:: RAW DATA

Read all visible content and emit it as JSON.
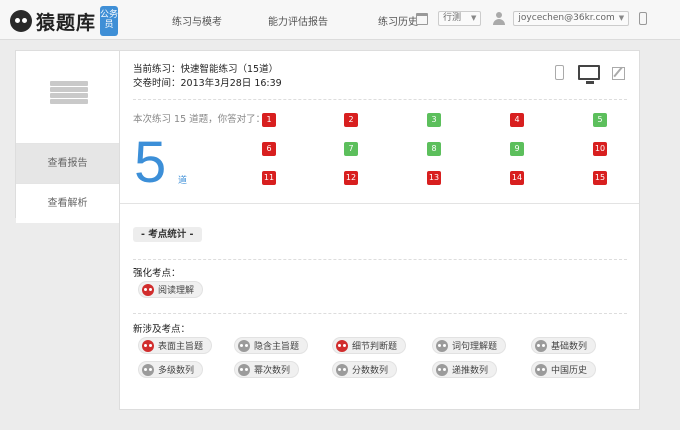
{
  "header": {
    "logo_text": "猿题库",
    "badge": "公务员",
    "nav": [
      "练习与模考",
      "能力评估报告",
      "练习历史"
    ],
    "subject_select": "行测",
    "user_email": "joycechen@36kr.com"
  },
  "left_nav": {
    "items": [
      "查看报告",
      "查看解析"
    ]
  },
  "report": {
    "current_label": "当前练习：快速智能练习（15道）",
    "submit_time": "交卷时间：2013年3月28日 16:39",
    "summary_text": "本次练习 15 道题，你答对了：",
    "correct_count": "5",
    "correct_unit": "道",
    "questions": [
      {
        "n": "1",
        "status": "wrong"
      },
      {
        "n": "2",
        "status": "wrong"
      },
      {
        "n": "3",
        "status": "right"
      },
      {
        "n": "4",
        "status": "wrong"
      },
      {
        "n": "5",
        "status": "right"
      },
      {
        "n": "6",
        "status": "wrong"
      },
      {
        "n": "7",
        "status": "right"
      },
      {
        "n": "8",
        "status": "right"
      },
      {
        "n": "9",
        "status": "right"
      },
      {
        "n": "10",
        "status": "wrong"
      },
      {
        "n": "11",
        "status": "wrong"
      },
      {
        "n": "12",
        "status": "wrong"
      },
      {
        "n": "13",
        "status": "wrong"
      },
      {
        "n": "14",
        "status": "wrong"
      },
      {
        "n": "15",
        "status": "wrong"
      }
    ]
  },
  "stats": {
    "button_label": "- 考点统计 -",
    "strengthen_title": "强化考点：",
    "strengthen_tags": [
      {
        "label": "阅读理解",
        "icon": "red"
      }
    ],
    "new_title": "新涉及考点：",
    "new_tags": [
      {
        "label": "表面主旨题",
        "icon": "red"
      },
      {
        "label": "隐含主旨题",
        "icon": "gray"
      },
      {
        "label": "细节判断题",
        "icon": "red"
      },
      {
        "label": "词句理解题",
        "icon": "gray"
      },
      {
        "label": "基础数列",
        "icon": "gray"
      },
      {
        "label": "多级数列",
        "icon": "gray"
      },
      {
        "label": "幂次数列",
        "icon": "gray"
      },
      {
        "label": "分数数列",
        "icon": "gray"
      },
      {
        "label": "递推数列",
        "icon": "gray"
      },
      {
        "label": "中国历史",
        "icon": "gray"
      }
    ]
  },
  "colors": {
    "accent": "#3c8fd8",
    "wrong": "#d81f1f",
    "right": "#5cbf5c"
  }
}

::::

# TASK TO CARRY OUT
Repeat the material above in full and unchanged, minus its images.

# FINAL ANSWER
Read all visible content and emit it as JSON.
{
  "header": {
    "logo_text": "猿题库",
    "badge": "公务员",
    "nav": [
      "练习与模考",
      "能力评估报告",
      "练习历史"
    ],
    "subject_select": "行测",
    "user_email": "joycechen@36kr.com"
  },
  "left_nav": {
    "items": [
      "查看报告",
      "查看解析"
    ]
  },
  "report": {
    "current_label": "当前练习：快速智能练习（15道）",
    "submit_time": "交卷时间：2013年3月28日 16:39",
    "summary_text": "本次练习 15 道题，你答对了：",
    "correct_count": "5",
    "correct_unit": "道",
    "questions": [
      {
        "n": "1",
        "status": "wrong"
      },
      {
        "n": "2",
        "status": "wrong"
      },
      {
        "n": "3",
        "status": "right"
      },
      {
        "n": "4",
        "status": "wrong"
      },
      {
        "n": "5",
        "status": "right"
      },
      {
        "n": "6",
        "status": "wrong"
      },
      {
        "n": "7",
        "status": "right"
      },
      {
        "n": "8",
        "status": "right"
      },
      {
        "n": "9",
        "status": "right"
      },
      {
        "n": "10",
        "status": "wrong"
      },
      {
        "n": "11",
        "status": "wrong"
      },
      {
        "n": "12",
        "status": "wrong"
      },
      {
        "n": "13",
        "status": "wrong"
      },
      {
        "n": "14",
        "status": "wrong"
      },
      {
        "n": "15",
        "status": "wrong"
      }
    ]
  },
  "stats": {
    "button_label": "- 考点统计 -",
    "strengthen_title": "强化考点：",
    "strengthen_tags": [
      {
        "label": "阅读理解",
        "icon": "red"
      }
    ],
    "new_title": "新涉及考点：",
    "new_tags": [
      {
        "label": "表面主旨题",
        "icon": "red"
      },
      {
        "label": "隐含主旨题",
        "icon": "gray"
      },
      {
        "label": "细节判断题",
        "icon": "red"
      },
      {
        "label": "词句理解题",
        "icon": "gray"
      },
      {
        "label": "基础数列",
        "icon": "gray"
      },
      {
        "label": "多级数列",
        "icon": "gray"
      },
      {
        "label": "幂次数列",
        "icon": "gray"
      },
      {
        "label": "分数数列",
        "icon": "gray"
      },
      {
        "label": "递推数列",
        "icon": "gray"
      },
      {
        "label": "中国历史",
        "icon": "gray"
      }
    ]
  },
  "colors": {
    "accent": "#3c8fd8",
    "wrong": "#d81f1f",
    "right": "#5cbf5c"
  }
}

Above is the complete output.